• **Requirement**:
Please pull out every line that includes the string "Grammar".
— START —
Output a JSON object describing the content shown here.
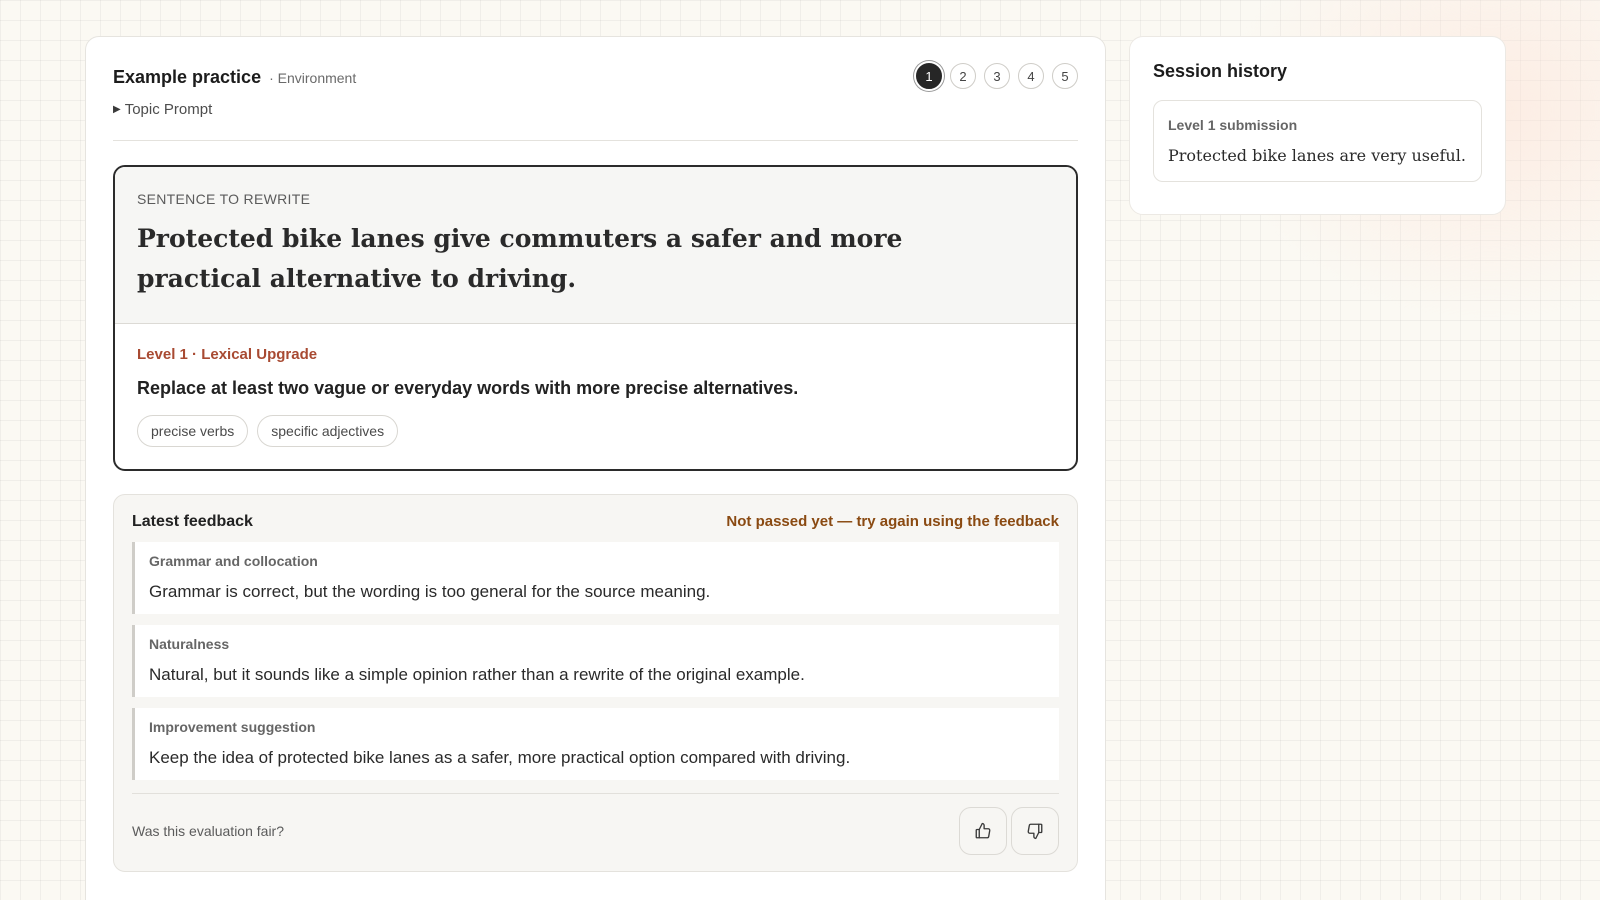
{
  "header": {
    "title": "Example practice",
    "subtitle": "· Environment",
    "topic_toggle": "Topic Prompt",
    "steps": [
      "1",
      "2",
      "3",
      "4",
      "5"
    ],
    "active_step": "1"
  },
  "task": {
    "section_label": "SENTENCE TO REWRITE",
    "sentence": "Protected bike lanes give commuters a safer and more practical alternative to driving.",
    "level_label": "Level 1 · Lexical Upgrade",
    "instruction": "Replace at least two vague or everyday words with more precise alternatives.",
    "tags": [
      "precise verbs",
      "specific adjectives"
    ]
  },
  "feedback": {
    "title": "Latest feedback",
    "status": "Not passed yet — try again using the feedback",
    "items": [
      {
        "label": "Grammar and collocation",
        "text": "Grammar is correct, but the wording is too general for the source meaning."
      },
      {
        "label": "Naturalness",
        "text": "Natural, but it sounds like a simple opinion rather than a rewrite of the original example."
      },
      {
        "label": "Improvement suggestion",
        "text": "Keep the idea of protected bike lanes as a safer, more practical option compared with driving."
      }
    ],
    "fair_question": "Was this evaluation fair?",
    "thumbs_up_icon": "thumbs-up-icon",
    "thumbs_down_icon": "thumbs-down-icon"
  },
  "sidebar": {
    "title": "Session history",
    "items": [
      {
        "label": "Level 1 submission",
        "text": "Protected bike lanes are very useful."
      }
    ]
  },
  "colors": {
    "accent_level": "#a84a32",
    "status_warning": "#8a4a12",
    "active_step": "#262626"
  }
}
— END —
• **Expected output**:
        "label": "Grammar and collocation",
        "text": "Grammar is correct, but the wording is too general for the source meaning."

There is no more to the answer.